[begin AVAILABLE RECORDS]

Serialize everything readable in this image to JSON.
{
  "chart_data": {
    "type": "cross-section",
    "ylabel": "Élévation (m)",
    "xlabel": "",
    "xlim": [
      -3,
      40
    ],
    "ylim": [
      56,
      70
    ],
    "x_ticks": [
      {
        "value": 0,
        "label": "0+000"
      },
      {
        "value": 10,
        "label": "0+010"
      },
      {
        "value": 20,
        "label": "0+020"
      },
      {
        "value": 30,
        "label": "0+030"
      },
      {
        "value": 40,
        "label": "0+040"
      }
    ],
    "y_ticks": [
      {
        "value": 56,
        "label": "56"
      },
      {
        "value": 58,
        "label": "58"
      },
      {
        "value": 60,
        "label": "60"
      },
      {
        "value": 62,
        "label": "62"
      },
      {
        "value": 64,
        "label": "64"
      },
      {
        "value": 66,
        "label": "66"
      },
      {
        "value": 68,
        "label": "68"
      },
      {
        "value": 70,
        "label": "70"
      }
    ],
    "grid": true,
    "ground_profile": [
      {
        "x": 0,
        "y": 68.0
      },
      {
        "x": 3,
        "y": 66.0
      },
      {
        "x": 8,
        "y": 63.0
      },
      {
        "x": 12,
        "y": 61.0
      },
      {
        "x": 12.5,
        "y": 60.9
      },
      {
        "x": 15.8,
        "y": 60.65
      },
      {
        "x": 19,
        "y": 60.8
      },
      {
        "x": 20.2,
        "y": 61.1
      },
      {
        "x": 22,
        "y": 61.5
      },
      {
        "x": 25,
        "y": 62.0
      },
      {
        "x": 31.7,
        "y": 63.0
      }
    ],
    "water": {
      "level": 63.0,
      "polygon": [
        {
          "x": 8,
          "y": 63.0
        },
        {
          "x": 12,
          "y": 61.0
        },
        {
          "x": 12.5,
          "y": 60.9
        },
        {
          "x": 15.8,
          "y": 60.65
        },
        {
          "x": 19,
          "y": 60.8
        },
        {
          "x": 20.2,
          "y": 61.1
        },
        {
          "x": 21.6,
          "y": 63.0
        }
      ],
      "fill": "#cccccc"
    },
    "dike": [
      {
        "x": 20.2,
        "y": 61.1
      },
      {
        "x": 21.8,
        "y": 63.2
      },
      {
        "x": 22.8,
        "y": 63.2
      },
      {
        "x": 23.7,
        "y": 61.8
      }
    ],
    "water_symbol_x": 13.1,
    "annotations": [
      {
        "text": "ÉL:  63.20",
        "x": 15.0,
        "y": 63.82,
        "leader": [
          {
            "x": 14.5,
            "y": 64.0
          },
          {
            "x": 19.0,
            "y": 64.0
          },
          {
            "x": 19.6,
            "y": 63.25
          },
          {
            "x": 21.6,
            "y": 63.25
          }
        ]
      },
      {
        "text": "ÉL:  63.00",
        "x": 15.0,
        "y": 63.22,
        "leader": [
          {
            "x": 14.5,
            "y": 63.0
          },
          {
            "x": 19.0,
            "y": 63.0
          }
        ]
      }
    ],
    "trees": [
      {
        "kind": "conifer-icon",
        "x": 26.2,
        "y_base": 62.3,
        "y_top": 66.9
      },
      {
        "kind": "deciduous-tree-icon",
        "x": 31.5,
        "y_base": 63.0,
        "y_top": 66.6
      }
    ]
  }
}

[end AVAILABLE RECORDS]

- **STATED PROBLEM**: Exact output of every entry is required.

- **EXPECTED OUTPUT**:
Serialize everything readable in this image to JSON.
{
  "chart_data": {
    "type": "cross-section",
    "ylabel": "Élévation (m)",
    "xlabel": "",
    "xlim": [
      -3,
      40
    ],
    "ylim": [
      56,
      70
    ],
    "x_ticks": [
      {
        "value": 0,
        "label": "0+000"
      },
      {
        "value": 10,
        "label": "0+010"
      },
      {
        "value": 20,
        "label": "0+020"
      },
      {
        "value": 30,
        "label": "0+030"
      },
      {
        "value": 40,
        "label": "0+040"
      }
    ],
    "y_ticks": [
      {
        "value": 56,
        "label": "56"
      },
      {
        "value": 58,
        "label": "58"
      },
      {
        "value": 60,
        "label": "60"
      },
      {
        "value": 62,
        "label": "62"
      },
      {
        "value": 64,
        "label": "64"
      },
      {
        "value": 66,
        "label": "66"
      },
      {
        "value": 68,
        "label": "68"
      },
      {
        "value": 70,
        "label": "70"
      }
    ],
    "grid": true,
    "ground_profile": [
      {
        "x": 0,
        "y": 68.0
      },
      {
        "x": 3,
        "y": 66.0
      },
      {
        "x": 8,
        "y": 63.0
      },
      {
        "x": 12,
        "y": 61.0
      },
      {
        "x": 12.5,
        "y": 60.9
      },
      {
        "x": 15.8,
        "y": 60.65
      },
      {
        "x": 19,
        "y": 60.8
      },
      {
        "x": 20.2,
        "y": 61.1
      },
      {
        "x": 22,
        "y": 61.5
      },
      {
        "x": 25,
        "y": 62.0
      },
      {
        "x": 31.7,
        "y": 63.0
      }
    ],
    "water": {
      "level": 63.0,
      "polygon": [
        {
          "x": 8,
          "y": 63.0
        },
        {
          "x": 12,
          "y": 61.0
        },
        {
          "x": 12.5,
          "y": 60.9
        },
        {
          "x": 15.8,
          "y": 60.65
        },
        {
          "x": 19,
          "y": 60.8
        },
        {
          "x": 20.2,
          "y": 61.1
        },
        {
          "x": 21.6,
          "y": 63.0
        }
      ],
      "fill": "#cccccc"
    },
    "dike": [
      {
        "x": 20.2,
        "y": 61.1
      },
      {
        "x": 21.8,
        "y": 63.2
      },
      {
        "x": 22.8,
        "y": 63.2
      },
      {
        "x": 23.7,
        "y": 61.8
      }
    ],
    "water_symbol_x": 13.1,
    "annotations": [
      {
        "text": "ÉL:  63.20",
        "x": 15.0,
        "y": 63.82,
        "leader": [
          {
            "x": 14.5,
            "y": 64.0
          },
          {
            "x": 19.0,
            "y": 64.0
          },
          {
            "x": 19.6,
            "y": 63.25
          },
          {
            "x": 21.6,
            "y": 63.25
          }
        ]
      },
      {
        "text": "ÉL:  63.00",
        "x": 15.0,
        "y": 63.22,
        "leader": [
          {
            "x": 14.5,
            "y": 63.0
          },
          {
            "x": 19.0,
            "y": 63.0
          }
        ]
      }
    ],
    "trees": [
      {
        "kind": "conifer-icon",
        "x": 26.2,
        "y_base": 62.3,
        "y_top": 66.9
      },
      {
        "kind": "deciduous-tree-icon",
        "x": 31.5,
        "y_base": 63.0,
        "y_top": 66.6
      }
    ]
  }
}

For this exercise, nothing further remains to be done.